═══ Raw records ═══
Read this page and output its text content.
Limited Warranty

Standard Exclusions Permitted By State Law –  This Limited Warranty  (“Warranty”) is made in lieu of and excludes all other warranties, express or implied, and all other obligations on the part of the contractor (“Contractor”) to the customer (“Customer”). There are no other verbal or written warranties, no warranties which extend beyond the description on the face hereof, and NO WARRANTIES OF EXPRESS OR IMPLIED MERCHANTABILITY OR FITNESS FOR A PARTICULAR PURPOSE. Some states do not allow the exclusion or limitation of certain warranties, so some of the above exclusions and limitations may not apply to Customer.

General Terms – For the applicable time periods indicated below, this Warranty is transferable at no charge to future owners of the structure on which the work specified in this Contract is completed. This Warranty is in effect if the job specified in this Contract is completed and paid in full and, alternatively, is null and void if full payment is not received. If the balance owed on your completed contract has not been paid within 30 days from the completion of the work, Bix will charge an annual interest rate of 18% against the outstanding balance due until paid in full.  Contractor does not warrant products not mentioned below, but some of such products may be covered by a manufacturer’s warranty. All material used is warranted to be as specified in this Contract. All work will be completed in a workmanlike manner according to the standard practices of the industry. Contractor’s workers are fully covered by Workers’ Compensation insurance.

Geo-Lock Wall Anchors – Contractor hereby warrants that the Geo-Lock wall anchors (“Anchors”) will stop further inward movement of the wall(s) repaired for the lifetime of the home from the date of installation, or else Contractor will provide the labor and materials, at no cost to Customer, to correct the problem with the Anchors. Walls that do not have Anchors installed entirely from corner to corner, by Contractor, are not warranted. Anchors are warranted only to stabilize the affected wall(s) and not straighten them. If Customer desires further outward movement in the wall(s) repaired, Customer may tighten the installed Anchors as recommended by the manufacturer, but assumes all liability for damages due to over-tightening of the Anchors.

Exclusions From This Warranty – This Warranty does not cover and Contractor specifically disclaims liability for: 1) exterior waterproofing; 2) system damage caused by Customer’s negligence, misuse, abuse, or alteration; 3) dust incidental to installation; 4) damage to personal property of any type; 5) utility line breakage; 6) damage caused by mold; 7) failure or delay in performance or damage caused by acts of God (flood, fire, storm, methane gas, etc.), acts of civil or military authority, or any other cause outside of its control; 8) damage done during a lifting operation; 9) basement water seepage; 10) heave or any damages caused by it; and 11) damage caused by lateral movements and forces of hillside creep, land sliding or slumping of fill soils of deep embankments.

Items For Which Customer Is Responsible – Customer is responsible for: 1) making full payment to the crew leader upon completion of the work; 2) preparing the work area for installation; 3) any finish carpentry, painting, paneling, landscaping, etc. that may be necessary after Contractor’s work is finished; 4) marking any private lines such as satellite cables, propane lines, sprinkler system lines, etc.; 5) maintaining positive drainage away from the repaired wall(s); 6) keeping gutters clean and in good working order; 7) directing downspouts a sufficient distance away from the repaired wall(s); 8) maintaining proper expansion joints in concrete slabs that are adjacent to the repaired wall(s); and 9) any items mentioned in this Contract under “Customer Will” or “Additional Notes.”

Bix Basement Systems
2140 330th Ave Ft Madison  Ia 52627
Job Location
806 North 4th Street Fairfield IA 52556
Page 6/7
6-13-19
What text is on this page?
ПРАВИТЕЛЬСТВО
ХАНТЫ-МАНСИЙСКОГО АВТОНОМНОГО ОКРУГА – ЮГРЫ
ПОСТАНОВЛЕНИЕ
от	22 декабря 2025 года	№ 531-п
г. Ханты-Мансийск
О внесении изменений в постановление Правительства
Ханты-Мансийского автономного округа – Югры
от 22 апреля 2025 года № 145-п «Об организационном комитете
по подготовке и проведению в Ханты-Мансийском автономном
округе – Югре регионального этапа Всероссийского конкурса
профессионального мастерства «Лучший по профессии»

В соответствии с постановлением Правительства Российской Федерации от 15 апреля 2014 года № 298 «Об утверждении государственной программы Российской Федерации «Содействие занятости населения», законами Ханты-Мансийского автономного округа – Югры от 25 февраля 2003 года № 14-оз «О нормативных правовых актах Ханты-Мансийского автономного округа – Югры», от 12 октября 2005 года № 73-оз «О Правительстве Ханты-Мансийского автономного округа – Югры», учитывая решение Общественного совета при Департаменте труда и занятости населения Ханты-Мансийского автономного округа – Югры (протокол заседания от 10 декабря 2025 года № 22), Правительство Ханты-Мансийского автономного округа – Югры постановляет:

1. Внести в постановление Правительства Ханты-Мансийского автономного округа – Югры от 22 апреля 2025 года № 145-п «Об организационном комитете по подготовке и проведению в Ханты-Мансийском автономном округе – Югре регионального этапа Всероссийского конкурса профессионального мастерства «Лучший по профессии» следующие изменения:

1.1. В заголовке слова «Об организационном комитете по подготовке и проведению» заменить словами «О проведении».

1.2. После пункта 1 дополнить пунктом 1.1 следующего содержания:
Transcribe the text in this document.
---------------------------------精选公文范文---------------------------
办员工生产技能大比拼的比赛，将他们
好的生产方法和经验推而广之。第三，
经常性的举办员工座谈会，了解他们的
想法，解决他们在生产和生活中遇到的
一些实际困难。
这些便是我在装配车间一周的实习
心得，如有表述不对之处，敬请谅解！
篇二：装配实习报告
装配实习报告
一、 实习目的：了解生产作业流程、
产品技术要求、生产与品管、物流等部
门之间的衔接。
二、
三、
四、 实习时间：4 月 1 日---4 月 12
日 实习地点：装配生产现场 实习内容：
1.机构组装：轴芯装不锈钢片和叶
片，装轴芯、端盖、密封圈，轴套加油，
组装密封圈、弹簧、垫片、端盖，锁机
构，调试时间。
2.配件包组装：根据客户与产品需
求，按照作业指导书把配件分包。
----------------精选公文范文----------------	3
═══
Do this> Repeat the data precisely, line by line.

Exercise result>
Read this page and output its text content.
Limited Warranty

Standard Exclusions Permitted By State Law –  This Limited Warranty  (“Warranty”) is made in lieu of and excludes all other warranties, express or implied, and all other obligations on the part of the contractor (“Contractor”) to the customer (“Customer”). There are no other verbal or written warranties, no warranties which extend beyond the description on the face hereof, and NO WARRANTIES OF EXPRESS OR IMPLIED MERCHANTABILITY OR FITNESS FOR A PARTICULAR PURPOSE. Some states do not allow the exclusion or limitation of certain warranties, so some of the above exclusions and limitations may not apply to Customer.

General Terms – For the applicable time periods indicated below, this Warranty is transferable at no charge to future owners of the structure on which the work specified in this Contract is completed. This Warranty is in effect if the job specified in this Contract is completed and paid in full and, alternatively, is null and void if full payment is not received. If the balance owed on your completed contract has not been paid within 30 days from the completion of the work, Bix will charge an annual interest rate of 18% against the outstanding balance due until paid in full.  Contractor does not warrant products not mentioned below, but some of such products may be covered by a manufacturer’s warranty. All material used is warranted to be as specified in this Contract. All work will be completed in a workmanlike manner according to the standard practices of the industry. Contractor’s workers are fully covered by Workers’ Compensation insurance.

Geo-Lock Wall Anchors – Contractor hereby warrants that the Geo-Lock wall anchors (“Anchors”) will stop further inward movement of the wall(s) repaired for the lifetime of the home from the date of installation, or else Contractor will provide the labor and materials, at no cost to Customer, to correct the problem with the Anchors. Walls that do not have Anchors installed entirely from corner to corner, by Contractor, are not warranted. Anchors are warranted only to stabilize the affected wall(s) and not straighten them. If Customer desires further outward movement in the wall(s) repaired, Customer may tighten the installed Anchors as recommended by the manufacturer, but assumes all liability for damages due to over-tightening of the Anchors.

Exclusions From This Warranty – This Warranty does not cover and Contractor specifically disclaims liability for: 1) exterior waterproofing; 2) system damage caused by Customer’s negligence, misuse, abuse, or alteration; 3) dust incidental to installation; 4) damage to personal property of any type; 5) utility line breakage; 6) damage caused by mold; 7) failure or delay in performance or damage caused by acts of God (flood, fire, storm, methane gas, etc.), acts of civil or military authority, or any other cause outside of its control; 8) damage done during a lifting operation; 9) basement water seepage; 10) heave or any damages caused by it; and 11) damage caused by lateral movements and forces of hillside creep, land sliding or slumping of fill soils of deep embankments.

Items For Which Customer Is Responsible – Customer is responsible for: 1) making full payment to the crew leader upon completion of the work; 2) preparing the work area for installation; 3) any finish carpentry, painting, paneling, landscaping, etc. that may be necessary after Contractor’s work is finished; 4) marking any private lines such as satellite cables, propane lines, sprinkler system lines, etc.; 5) maintaining positive drainage away from the repaired wall(s); 6) keeping gutters clean and in good working order; 7) directing downspouts a sufficient distance away from the repaired wall(s); 8) maintaining proper expansion joints in concrete slabs that are adjacent to the repaired wall(s); and 9) any items mentioned in this Contract under “Customer Will” or “Additional Notes.”

Bix Basement Systems
2140 330th Ave Ft Madison  Ia 52627
Job Location
806 North 4th Street Fairfield IA 52556
Page 6/7
6-13-19
What text is on this page?
ПРАВИТЕЛЬСТВО
ХАНТЫ-МАНСИЙСКОГО АВТОНОМНОГО ОКРУГА – ЮГРЫ
ПОСТАНОВЛЕНИЕ
от	22 декабря 2025 года	№ 531-п
г. Ханты-Мансийск
О внесении изменений в постановление Правительства
Ханты-Мансийского автономного округа – Югры
от 22 апреля 2025 года № 145-п «Об организационном комитете
по подготовке и проведению в Ханты-Мансийском автономном
округе – Югре регионального этапа Всероссийского конкурса
профессионального мастерства «Лучший по профессии»

В соответствии с постановлением Правительства Российской Федерации от 15 апреля 2014 года № 298 «Об утверждении государственной программы Российской Федерации «Содействие занятости населения», законами Ханты-Мансийского автономного округа – Югры от 25 февраля 2003 года № 14-оз «О нормативных правовых актах Ханты-Мансийского автономного округа – Югры», от 12 октября 2005 года № 73-оз «О Правительстве Ханты-Мансийского автономного округа – Югры», учитывая решение Общественного совета при Департаменте труда и занятости населения Ханты-Мансийского автономного округа – Югры (протокол заседания от 10 декабря 2025 года № 22), Правительство Ханты-Мансийского автономного округа – Югры постановляет:

1. Внести в постановление Правительства Ханты-Мансийского автономного округа – Югры от 22 апреля 2025 года № 145-п «Об организационном комитете по подготовке и проведению в Ханты-Мансийском автономном округе – Югре регионального этапа Всероссийского конкурса профессионального мастерства «Лучший по профессии» следующие изменения:

1.1. В заголовке слова «Об организационном комитете по подготовке и проведению» заменить словами «О проведении».

1.2. После пункта 1 дополнить пунктом 1.1 следующего содержания:
Transcribe the text in this document.
---------------------------------精选公文范文---------------------------
办员工生产技能大比拼的比赛，将他们
好的生产方法和经验推而广之。第三，
经常性的举办员工座谈会，了解他们的
想法，解决他们在生产和生活中遇到的
一些实际困难。
这些便是我在装配车间一周的实习
心得，如有表述不对之处，敬请谅解！
篇二：装配实习报告
装配实习报告
一、 实习目的：了解生产作业流程、
产品技术要求、生产与品管、物流等部
门之间的衔接。
二、
三、
四、 实习时间：4 月 1 日---4 月 12
日 实习地点：装配生产现场 实习内容：
1.机构组装：轴芯装不锈钢片和叶
片，装轴芯、端盖、密封圈，轴套加油，
组装密封圈、弹簧、垫片、端盖，锁机
构，调试时间。
2.配件包组装：根据客户与产品需
求，按照作业指导书把配件分包。
----------------精选公文范文----------------	3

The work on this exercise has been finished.